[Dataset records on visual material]
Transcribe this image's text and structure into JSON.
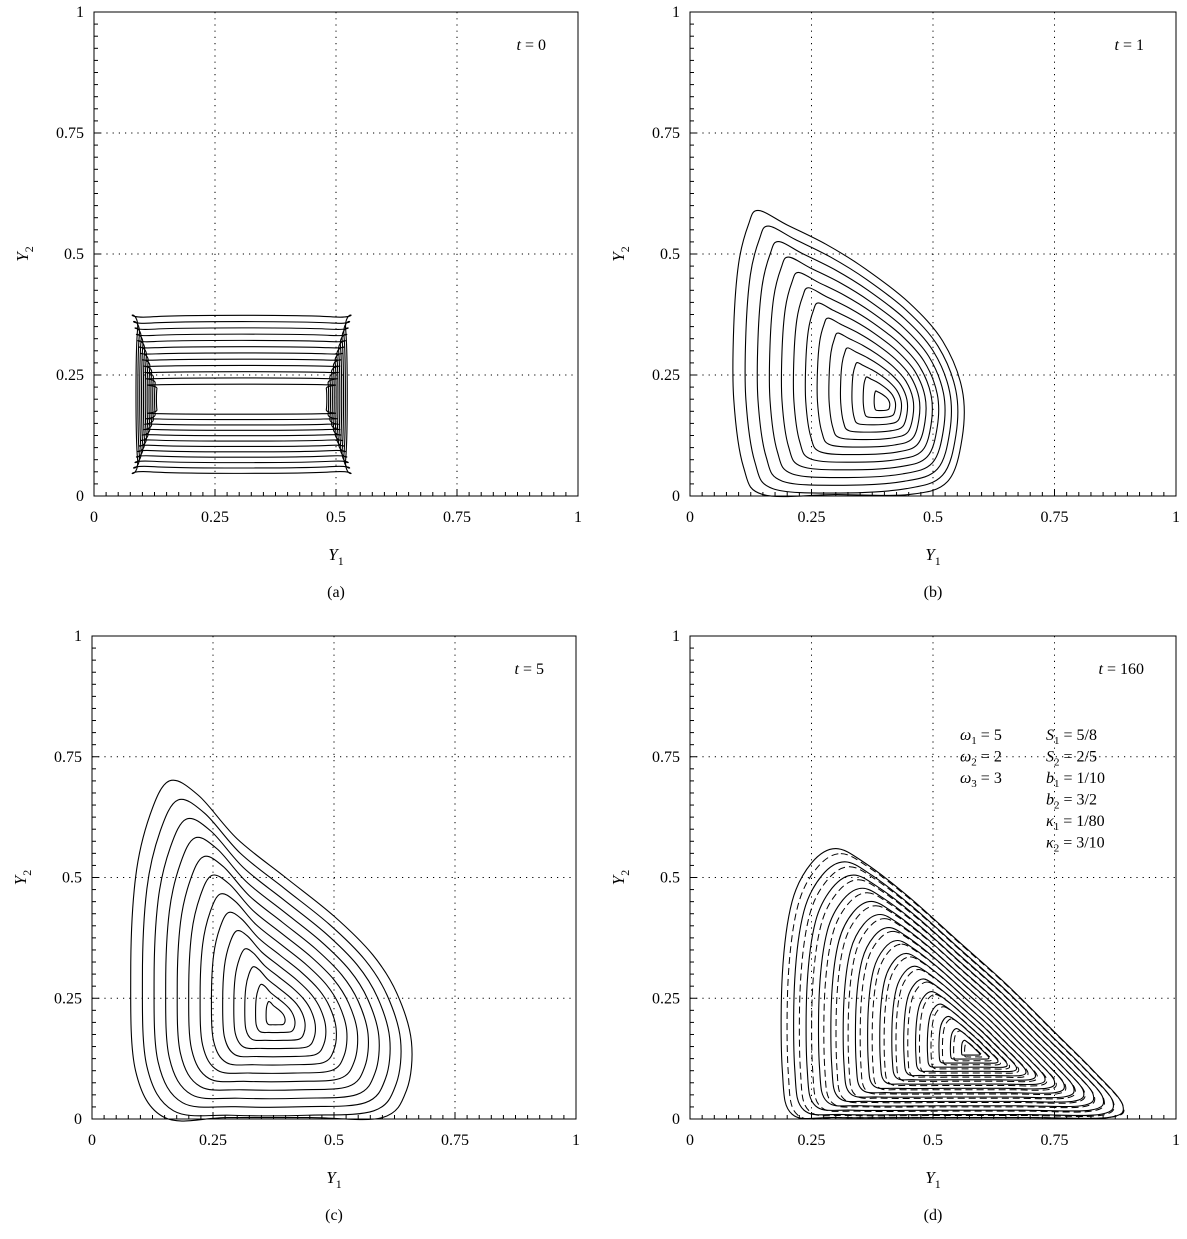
{
  "chart_data": [
    {
      "type": "contour",
      "panel_label": "(a)",
      "annotation": {
        "var": "t",
        "value": "0"
      },
      "xlabel": {
        "base": "Y",
        "sub": "1"
      },
      "ylabel": {
        "base": "Y",
        "sub": "2"
      },
      "xlim": [
        0,
        1
      ],
      "ylim": [
        0,
        1
      ],
      "x_ticks": [
        "0",
        "0.25",
        "0.5",
        "0.75",
        "1"
      ],
      "y_ticks": [
        "0",
        "0.25",
        "0.5",
        "0.75",
        "1"
      ],
      "grid": true,
      "shape": "rect",
      "center": [
        0.3,
        0.2
      ],
      "outer_extent": {
        "x": [
          0.09,
          0.52
        ],
        "y": [
          0.05,
          0.37
        ]
      },
      "inner_extent": {
        "x": [
          0.13,
          0.48
        ],
        "y": [
          0.17,
          0.23
        ]
      },
      "levels": 12,
      "dashed_overlay": false
    },
    {
      "type": "contour",
      "panel_label": "(b)",
      "annotation": {
        "var": "t",
        "value": "1"
      },
      "xlabel": {
        "base": "Y",
        "sub": "1"
      },
      "ylabel": {
        "base": "Y",
        "sub": "2"
      },
      "xlim": [
        0,
        1
      ],
      "ylim": [
        0,
        1
      ],
      "x_ticks": [
        "0",
        "0.25",
        "0.5",
        "0.75",
        "1"
      ],
      "y_ticks": [
        "0",
        "0.25",
        "0.5",
        "0.75",
        "1"
      ],
      "grid": true,
      "shape": "blob",
      "center": [
        0.4,
        0.19
      ],
      "outer_boundary": [
        [
          0.14,
          0.59
        ],
        [
          0.2,
          0.56
        ],
        [
          0.28,
          0.52
        ],
        [
          0.36,
          0.47
        ],
        [
          0.45,
          0.4
        ],
        [
          0.52,
          0.32
        ],
        [
          0.56,
          0.22
        ],
        [
          0.56,
          0.12
        ],
        [
          0.53,
          0.03
        ],
        [
          0.45,
          0.0
        ],
        [
          0.3,
          -0.01
        ],
        [
          0.15,
          0.0
        ],
        [
          0.11,
          0.06
        ],
        [
          0.09,
          0.2
        ],
        [
          0.09,
          0.35
        ],
        [
          0.1,
          0.48
        ],
        [
          0.12,
          0.56
        ]
      ],
      "levels": 13,
      "dashed_overlay": false
    },
    {
      "type": "contour",
      "panel_label": "(c)",
      "annotation": {
        "var": "t",
        "value": "5"
      },
      "xlabel": {
        "base": "Y",
        "sub": "1"
      },
      "ylabel": {
        "base": "Y",
        "sub": "2"
      },
      "xlim": [
        0,
        1
      ],
      "ylim": [
        0,
        1
      ],
      "x_ticks": [
        "0",
        "0.25",
        "0.5",
        "0.75",
        "1"
      ],
      "y_ticks": [
        "0",
        "0.25",
        "0.5",
        "0.75",
        "1"
      ],
      "grid": true,
      "shape": "blob",
      "center": [
        0.38,
        0.21
      ],
      "outer_boundary": [
        [
          0.16,
          0.7
        ],
        [
          0.22,
          0.67
        ],
        [
          0.3,
          0.58
        ],
        [
          0.4,
          0.5
        ],
        [
          0.5,
          0.42
        ],
        [
          0.58,
          0.34
        ],
        [
          0.63,
          0.26
        ],
        [
          0.66,
          0.16
        ],
        [
          0.65,
          0.06
        ],
        [
          0.6,
          0.0
        ],
        [
          0.45,
          -0.01
        ],
        [
          0.28,
          -0.01
        ],
        [
          0.15,
          0.0
        ],
        [
          0.09,
          0.1
        ],
        [
          0.08,
          0.3
        ],
        [
          0.09,
          0.5
        ],
        [
          0.12,
          0.63
        ]
      ],
      "levels": 13,
      "dashed_overlay": false
    },
    {
      "type": "contour",
      "panel_label": "(d)",
      "annotation": {
        "var": "t",
        "value": "160"
      },
      "xlabel": {
        "base": "Y",
        "sub": "1"
      },
      "ylabel": {
        "base": "Y",
        "sub": "2"
      },
      "xlim": [
        0,
        1
      ],
      "ylim": [
        0,
        1
      ],
      "x_ticks": [
        "0",
        "0.25",
        "0.5",
        "0.75",
        "1"
      ],
      "y_ticks": [
        "0",
        "0.25",
        "0.5",
        "0.75",
        "1"
      ],
      "grid": true,
      "shape": "blob",
      "center": [
        0.58,
        0.14
      ],
      "outer_boundary": [
        [
          0.3,
          0.56
        ],
        [
          0.36,
          0.53
        ],
        [
          0.45,
          0.46
        ],
        [
          0.55,
          0.37
        ],
        [
          0.65,
          0.28
        ],
        [
          0.75,
          0.18
        ],
        [
          0.83,
          0.1
        ],
        [
          0.89,
          0.03
        ],
        [
          0.86,
          0.0
        ],
        [
          0.7,
          0.0
        ],
        [
          0.5,
          0.0
        ],
        [
          0.3,
          0.0
        ],
        [
          0.21,
          0.01
        ],
        [
          0.19,
          0.1
        ],
        [
          0.19,
          0.3
        ],
        [
          0.21,
          0.45
        ],
        [
          0.25,
          0.53
        ]
      ],
      "levels": 16,
      "dashed_overlay": true,
      "parameters": {
        "left": [
          {
            "sym": "ω",
            "sub": "1",
            "val": "= 5"
          },
          {
            "sym": "ω",
            "sub": "2",
            "val": "= 2"
          },
          {
            "sym": "ω",
            "sub": "3",
            "val": "= 3"
          }
        ],
        "right": [
          {
            "sym": "S",
            "sub": "1",
            "val": "= 5/8"
          },
          {
            "sym": "S",
            "sub": "2",
            "val": "= 2/5"
          },
          {
            "sym": "b",
            "sub": "1",
            "val": "= 1/10"
          },
          {
            "sym": "b",
            "sub": "2",
            "val": "= 3/2"
          },
          {
            "sym": "κ",
            "sub": "1",
            "val": "= 1/80"
          },
          {
            "sym": "κ",
            "sub": "2",
            "val": "= 3/10"
          }
        ]
      }
    }
  ]
}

### Objective:
Restate the whole of the material word for word without the pictures.

### The result:
Transcribe this image's text and structure into JSON.
{
  "chart_data": [
    {
      "type": "contour",
      "panel_label": "(a)",
      "annotation": {
        "var": "t",
        "value": "0"
      },
      "xlabel": {
        "base": "Y",
        "sub": "1"
      },
      "ylabel": {
        "base": "Y",
        "sub": "2"
      },
      "xlim": [
        0,
        1
      ],
      "ylim": [
        0,
        1
      ],
      "x_ticks": [
        "0",
        "0.25",
        "0.5",
        "0.75",
        "1"
      ],
      "y_ticks": [
        "0",
        "0.25",
        "0.5",
        "0.75",
        "1"
      ],
      "grid": true,
      "shape": "rect",
      "center": [
        0.3,
        0.2
      ],
      "outer_extent": {
        "x": [
          0.09,
          0.52
        ],
        "y": [
          0.05,
          0.37
        ]
      },
      "inner_extent": {
        "x": [
          0.13,
          0.48
        ],
        "y": [
          0.17,
          0.23
        ]
      },
      "levels": 12,
      "dashed_overlay": false
    },
    {
      "type": "contour",
      "panel_label": "(b)",
      "annotation": {
        "var": "t",
        "value": "1"
      },
      "xlabel": {
        "base": "Y",
        "sub": "1"
      },
      "ylabel": {
        "base": "Y",
        "sub": "2"
      },
      "xlim": [
        0,
        1
      ],
      "ylim": [
        0,
        1
      ],
      "x_ticks": [
        "0",
        "0.25",
        "0.5",
        "0.75",
        "1"
      ],
      "y_ticks": [
        "0",
        "0.25",
        "0.5",
        "0.75",
        "1"
      ],
      "grid": true,
      "shape": "blob",
      "center": [
        0.4,
        0.19
      ],
      "outer_boundary": [
        [
          0.14,
          0.59
        ],
        [
          0.2,
          0.56
        ],
        [
          0.28,
          0.52
        ],
        [
          0.36,
          0.47
        ],
        [
          0.45,
          0.4
        ],
        [
          0.52,
          0.32
        ],
        [
          0.56,
          0.22
        ],
        [
          0.56,
          0.12
        ],
        [
          0.53,
          0.03
        ],
        [
          0.45,
          0.0
        ],
        [
          0.3,
          -0.01
        ],
        [
          0.15,
          0.0
        ],
        [
          0.11,
          0.06
        ],
        [
          0.09,
          0.2
        ],
        [
          0.09,
          0.35
        ],
        [
          0.1,
          0.48
        ],
        [
          0.12,
          0.56
        ]
      ],
      "levels": 13,
      "dashed_overlay": false
    },
    {
      "type": "contour",
      "panel_label": "(c)",
      "annotation": {
        "var": "t",
        "value": "5"
      },
      "xlabel": {
        "base": "Y",
        "sub": "1"
      },
      "ylabel": {
        "base": "Y",
        "sub": "2"
      },
      "xlim": [
        0,
        1
      ],
      "ylim": [
        0,
        1
      ],
      "x_ticks": [
        "0",
        "0.25",
        "0.5",
        "0.75",
        "1"
      ],
      "y_ticks": [
        "0",
        "0.25",
        "0.5",
        "0.75",
        "1"
      ],
      "grid": true,
      "shape": "blob",
      "center": [
        0.38,
        0.21
      ],
      "outer_boundary": [
        [
          0.16,
          0.7
        ],
        [
          0.22,
          0.67
        ],
        [
          0.3,
          0.58
        ],
        [
          0.4,
          0.5
        ],
        [
          0.5,
          0.42
        ],
        [
          0.58,
          0.34
        ],
        [
          0.63,
          0.26
        ],
        [
          0.66,
          0.16
        ],
        [
          0.65,
          0.06
        ],
        [
          0.6,
          0.0
        ],
        [
          0.45,
          -0.01
        ],
        [
          0.28,
          -0.01
        ],
        [
          0.15,
          0.0
        ],
        [
          0.09,
          0.1
        ],
        [
          0.08,
          0.3
        ],
        [
          0.09,
          0.5
        ],
        [
          0.12,
          0.63
        ]
      ],
      "levels": 13,
      "dashed_overlay": false
    },
    {
      "type": "contour",
      "panel_label": "(d)",
      "annotation": {
        "var": "t",
        "value": "160"
      },
      "xlabel": {
        "base": "Y",
        "sub": "1"
      },
      "ylabel": {
        "base": "Y",
        "sub": "2"
      },
      "xlim": [
        0,
        1
      ],
      "ylim": [
        0,
        1
      ],
      "x_ticks": [
        "0",
        "0.25",
        "0.5",
        "0.75",
        "1"
      ],
      "y_ticks": [
        "0",
        "0.25",
        "0.5",
        "0.75",
        "1"
      ],
      "grid": true,
      "shape": "blob",
      "center": [
        0.58,
        0.14
      ],
      "outer_boundary": [
        [
          0.3,
          0.56
        ],
        [
          0.36,
          0.53
        ],
        [
          0.45,
          0.46
        ],
        [
          0.55,
          0.37
        ],
        [
          0.65,
          0.28
        ],
        [
          0.75,
          0.18
        ],
        [
          0.83,
          0.1
        ],
        [
          0.89,
          0.03
        ],
        [
          0.86,
          0.0
        ],
        [
          0.7,
          0.0
        ],
        [
          0.5,
          0.0
        ],
        [
          0.3,
          0.0
        ],
        [
          0.21,
          0.01
        ],
        [
          0.19,
          0.1
        ],
        [
          0.19,
          0.3
        ],
        [
          0.21,
          0.45
        ],
        [
          0.25,
          0.53
        ]
      ],
      "levels": 16,
      "dashed_overlay": true,
      "parameters": {
        "left": [
          {
            "sym": "ω",
            "sub": "1",
            "val": "= 5"
          },
          {
            "sym": "ω",
            "sub": "2",
            "val": "= 2"
          },
          {
            "sym": "ω",
            "sub": "3",
            "val": "= 3"
          }
        ],
        "right": [
          {
            "sym": "S",
            "sub": "1",
            "val": "= 5/8"
          },
          {
            "sym": "S",
            "sub": "2",
            "val": "= 2/5"
          },
          {
            "sym": "b",
            "sub": "1",
            "val": "= 1/10"
          },
          {
            "sym": "b",
            "sub": "2",
            "val": "= 3/2"
          },
          {
            "sym": "κ",
            "sub": "1",
            "val": "= 1/80"
          },
          {
            "sym": "κ",
            "sub": "2",
            "val": "= 3/10"
          }
        ]
      }
    }
  ]
}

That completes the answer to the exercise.